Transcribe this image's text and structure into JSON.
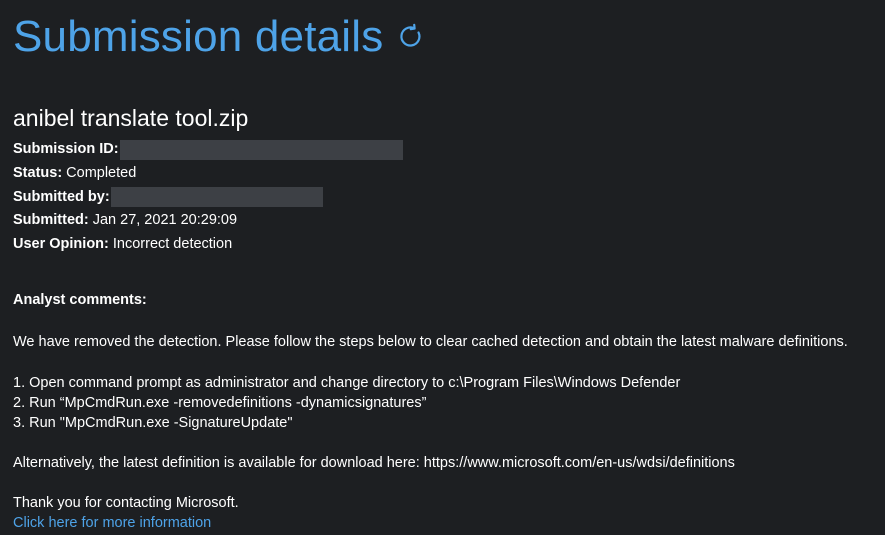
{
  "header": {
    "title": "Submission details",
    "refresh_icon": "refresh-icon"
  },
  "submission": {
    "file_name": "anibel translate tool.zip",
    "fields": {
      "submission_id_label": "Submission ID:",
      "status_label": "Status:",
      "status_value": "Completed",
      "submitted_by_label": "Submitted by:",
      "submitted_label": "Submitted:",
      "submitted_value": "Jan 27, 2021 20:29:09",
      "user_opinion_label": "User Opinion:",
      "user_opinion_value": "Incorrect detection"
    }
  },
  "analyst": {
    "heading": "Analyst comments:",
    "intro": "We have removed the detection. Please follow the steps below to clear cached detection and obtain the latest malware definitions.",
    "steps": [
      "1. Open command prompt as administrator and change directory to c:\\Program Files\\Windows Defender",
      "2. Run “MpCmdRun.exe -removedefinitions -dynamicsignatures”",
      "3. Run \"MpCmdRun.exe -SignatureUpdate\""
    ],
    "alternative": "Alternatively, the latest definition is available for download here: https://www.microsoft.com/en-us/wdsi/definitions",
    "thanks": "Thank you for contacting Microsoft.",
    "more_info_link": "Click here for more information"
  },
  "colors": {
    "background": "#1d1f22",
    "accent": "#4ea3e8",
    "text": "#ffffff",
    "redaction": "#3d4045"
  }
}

==============================

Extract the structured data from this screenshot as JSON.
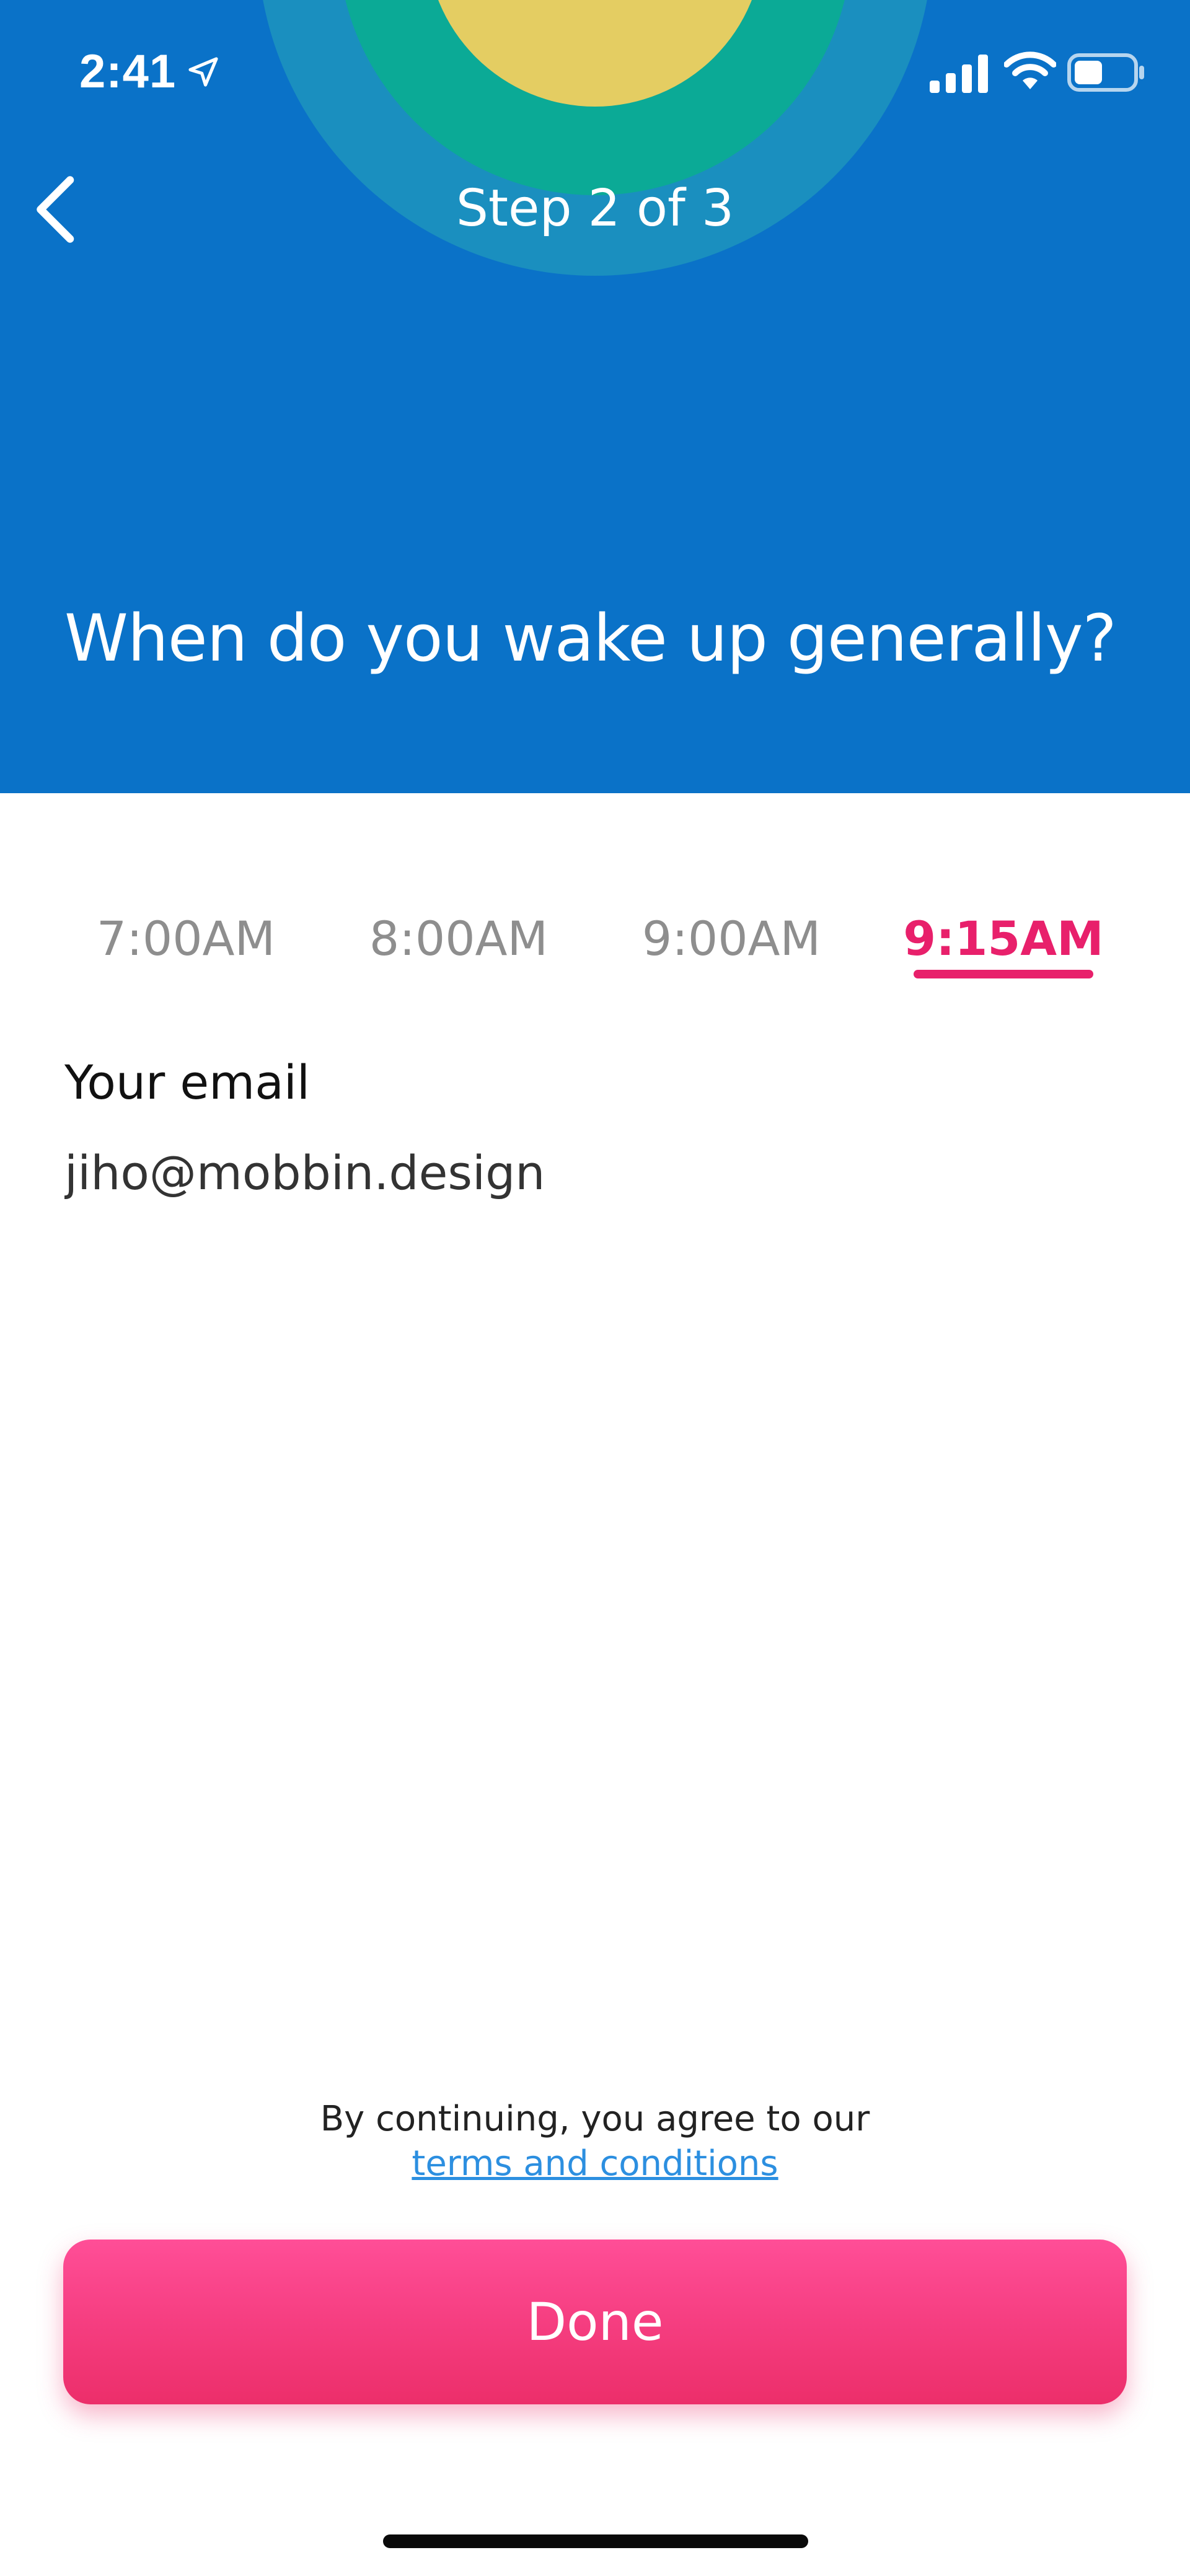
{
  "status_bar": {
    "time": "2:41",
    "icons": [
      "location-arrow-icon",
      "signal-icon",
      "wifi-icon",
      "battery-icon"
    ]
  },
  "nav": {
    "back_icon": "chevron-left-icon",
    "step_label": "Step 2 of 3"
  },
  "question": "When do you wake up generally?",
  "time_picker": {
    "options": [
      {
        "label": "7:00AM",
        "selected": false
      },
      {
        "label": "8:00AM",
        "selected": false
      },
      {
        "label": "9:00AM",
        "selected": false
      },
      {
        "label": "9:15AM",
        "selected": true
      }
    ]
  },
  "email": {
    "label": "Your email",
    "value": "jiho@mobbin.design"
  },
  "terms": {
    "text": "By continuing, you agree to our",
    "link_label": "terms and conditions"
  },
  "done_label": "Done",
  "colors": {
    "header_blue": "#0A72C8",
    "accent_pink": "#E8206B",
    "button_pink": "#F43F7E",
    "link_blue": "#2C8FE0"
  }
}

==============================

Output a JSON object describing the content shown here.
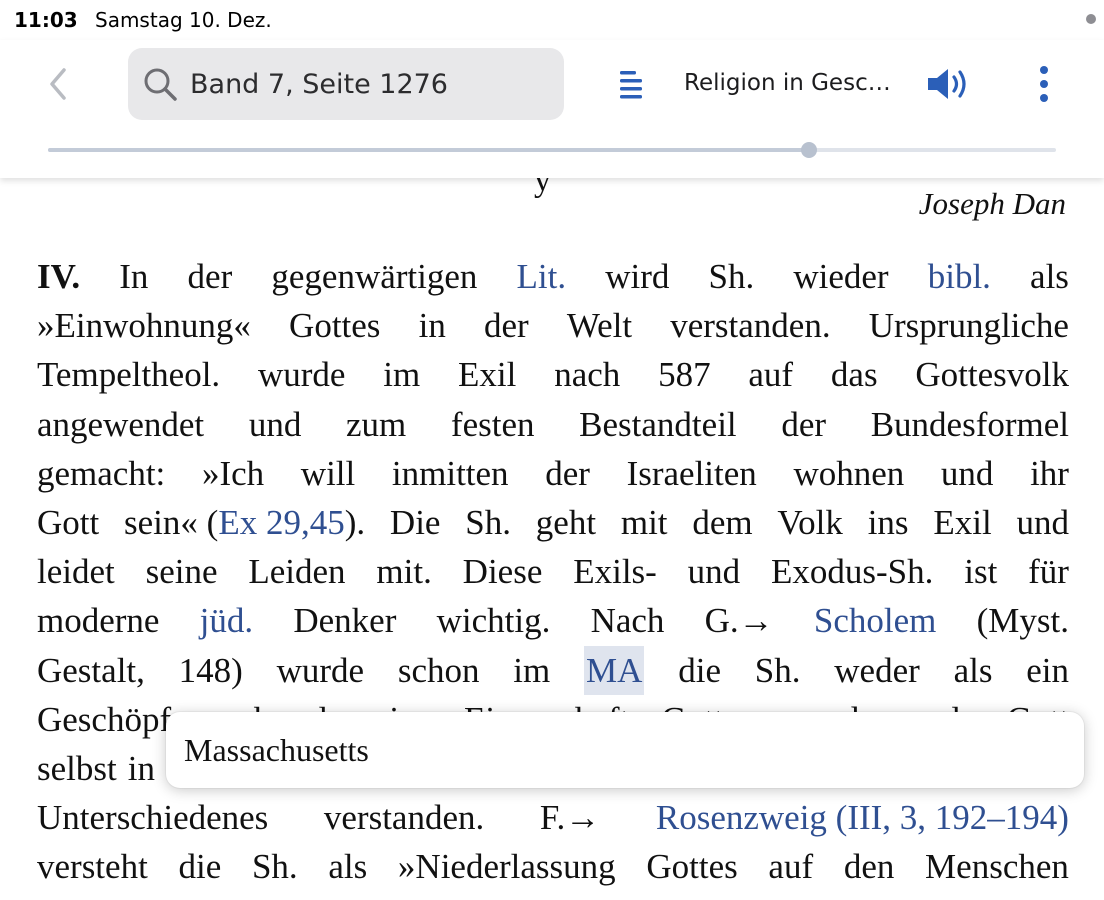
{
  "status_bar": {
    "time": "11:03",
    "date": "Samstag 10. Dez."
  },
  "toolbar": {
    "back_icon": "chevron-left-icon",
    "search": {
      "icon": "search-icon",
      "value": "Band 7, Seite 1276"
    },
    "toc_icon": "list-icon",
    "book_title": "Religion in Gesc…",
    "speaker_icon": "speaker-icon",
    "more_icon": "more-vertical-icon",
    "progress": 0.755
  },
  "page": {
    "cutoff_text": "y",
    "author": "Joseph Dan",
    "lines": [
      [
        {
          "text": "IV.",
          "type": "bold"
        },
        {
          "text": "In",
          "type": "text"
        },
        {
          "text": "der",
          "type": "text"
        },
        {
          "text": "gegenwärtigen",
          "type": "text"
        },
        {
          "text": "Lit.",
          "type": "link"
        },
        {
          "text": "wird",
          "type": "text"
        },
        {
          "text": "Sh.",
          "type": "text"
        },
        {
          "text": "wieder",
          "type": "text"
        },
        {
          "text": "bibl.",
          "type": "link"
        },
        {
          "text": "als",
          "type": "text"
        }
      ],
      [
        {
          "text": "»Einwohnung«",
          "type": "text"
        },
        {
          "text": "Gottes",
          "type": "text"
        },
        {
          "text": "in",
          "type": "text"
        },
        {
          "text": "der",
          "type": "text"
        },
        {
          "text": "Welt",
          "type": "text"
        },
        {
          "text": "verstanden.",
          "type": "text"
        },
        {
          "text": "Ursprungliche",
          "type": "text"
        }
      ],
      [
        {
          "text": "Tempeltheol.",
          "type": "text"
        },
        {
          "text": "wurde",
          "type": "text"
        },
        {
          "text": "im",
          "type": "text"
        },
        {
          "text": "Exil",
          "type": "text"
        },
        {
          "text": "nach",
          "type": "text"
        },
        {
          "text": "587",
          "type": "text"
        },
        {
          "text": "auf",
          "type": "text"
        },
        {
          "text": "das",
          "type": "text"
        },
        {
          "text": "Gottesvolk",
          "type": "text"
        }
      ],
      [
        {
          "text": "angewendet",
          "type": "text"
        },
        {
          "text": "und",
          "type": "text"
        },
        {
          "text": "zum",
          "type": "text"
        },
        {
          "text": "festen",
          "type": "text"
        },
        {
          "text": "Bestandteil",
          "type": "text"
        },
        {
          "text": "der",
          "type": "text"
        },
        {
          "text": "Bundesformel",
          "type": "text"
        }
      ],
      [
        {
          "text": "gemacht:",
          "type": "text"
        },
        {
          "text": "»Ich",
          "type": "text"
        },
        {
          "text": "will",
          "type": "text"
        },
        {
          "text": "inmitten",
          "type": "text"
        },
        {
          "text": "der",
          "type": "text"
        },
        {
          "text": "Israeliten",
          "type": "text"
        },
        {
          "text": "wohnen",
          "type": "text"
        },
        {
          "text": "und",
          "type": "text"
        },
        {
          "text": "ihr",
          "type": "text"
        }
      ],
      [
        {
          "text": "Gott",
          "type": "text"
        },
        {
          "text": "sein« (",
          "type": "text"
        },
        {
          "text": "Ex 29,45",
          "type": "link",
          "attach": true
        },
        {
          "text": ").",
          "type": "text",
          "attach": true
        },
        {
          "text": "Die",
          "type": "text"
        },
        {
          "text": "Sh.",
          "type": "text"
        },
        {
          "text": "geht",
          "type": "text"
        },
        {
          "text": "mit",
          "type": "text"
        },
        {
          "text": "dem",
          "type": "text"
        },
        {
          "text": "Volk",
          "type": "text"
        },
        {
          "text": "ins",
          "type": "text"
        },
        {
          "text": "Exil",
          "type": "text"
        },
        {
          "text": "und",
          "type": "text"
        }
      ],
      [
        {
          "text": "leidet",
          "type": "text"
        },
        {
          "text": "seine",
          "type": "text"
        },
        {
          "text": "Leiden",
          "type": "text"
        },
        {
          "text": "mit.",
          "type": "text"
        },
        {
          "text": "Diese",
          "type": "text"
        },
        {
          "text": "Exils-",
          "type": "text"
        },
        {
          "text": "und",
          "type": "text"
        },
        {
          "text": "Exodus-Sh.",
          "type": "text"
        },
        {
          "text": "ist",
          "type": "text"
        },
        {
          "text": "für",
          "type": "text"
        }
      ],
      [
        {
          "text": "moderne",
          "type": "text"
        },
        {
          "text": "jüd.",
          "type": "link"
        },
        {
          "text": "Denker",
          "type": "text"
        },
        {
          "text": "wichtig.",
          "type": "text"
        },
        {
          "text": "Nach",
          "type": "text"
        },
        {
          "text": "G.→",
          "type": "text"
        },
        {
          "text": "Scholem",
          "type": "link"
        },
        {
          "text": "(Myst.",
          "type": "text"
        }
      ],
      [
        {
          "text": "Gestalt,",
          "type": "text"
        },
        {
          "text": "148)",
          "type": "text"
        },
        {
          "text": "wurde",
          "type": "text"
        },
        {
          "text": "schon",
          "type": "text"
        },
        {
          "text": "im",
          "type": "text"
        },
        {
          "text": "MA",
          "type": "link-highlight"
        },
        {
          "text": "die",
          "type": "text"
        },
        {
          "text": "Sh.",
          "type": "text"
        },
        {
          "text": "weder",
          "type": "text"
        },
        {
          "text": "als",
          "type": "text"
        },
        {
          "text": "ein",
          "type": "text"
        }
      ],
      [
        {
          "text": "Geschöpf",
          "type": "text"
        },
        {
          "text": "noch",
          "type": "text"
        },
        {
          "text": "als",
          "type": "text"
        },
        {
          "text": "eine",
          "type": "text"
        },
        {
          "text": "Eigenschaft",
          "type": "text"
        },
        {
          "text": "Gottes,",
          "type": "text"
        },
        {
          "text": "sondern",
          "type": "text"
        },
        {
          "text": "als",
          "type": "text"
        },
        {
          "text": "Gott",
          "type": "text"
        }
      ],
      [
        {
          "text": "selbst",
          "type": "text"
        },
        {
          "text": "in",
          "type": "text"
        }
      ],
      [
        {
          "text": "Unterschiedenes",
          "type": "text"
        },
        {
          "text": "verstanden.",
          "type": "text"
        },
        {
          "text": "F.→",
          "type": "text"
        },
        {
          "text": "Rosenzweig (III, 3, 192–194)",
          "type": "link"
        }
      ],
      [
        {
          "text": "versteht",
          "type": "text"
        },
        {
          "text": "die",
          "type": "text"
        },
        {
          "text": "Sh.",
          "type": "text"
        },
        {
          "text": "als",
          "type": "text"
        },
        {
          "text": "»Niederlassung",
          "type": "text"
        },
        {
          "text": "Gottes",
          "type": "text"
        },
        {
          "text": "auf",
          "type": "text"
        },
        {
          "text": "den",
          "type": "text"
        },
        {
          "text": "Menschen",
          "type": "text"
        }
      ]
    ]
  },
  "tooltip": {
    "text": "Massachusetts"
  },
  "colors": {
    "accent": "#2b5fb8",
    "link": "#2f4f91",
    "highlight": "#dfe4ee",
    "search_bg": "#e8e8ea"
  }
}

==============================

**PROBLEM STATEMENT**. In the data above, tally the lines holding "latest" and answer with the figure only.

**RESPONSE BELOW**. 2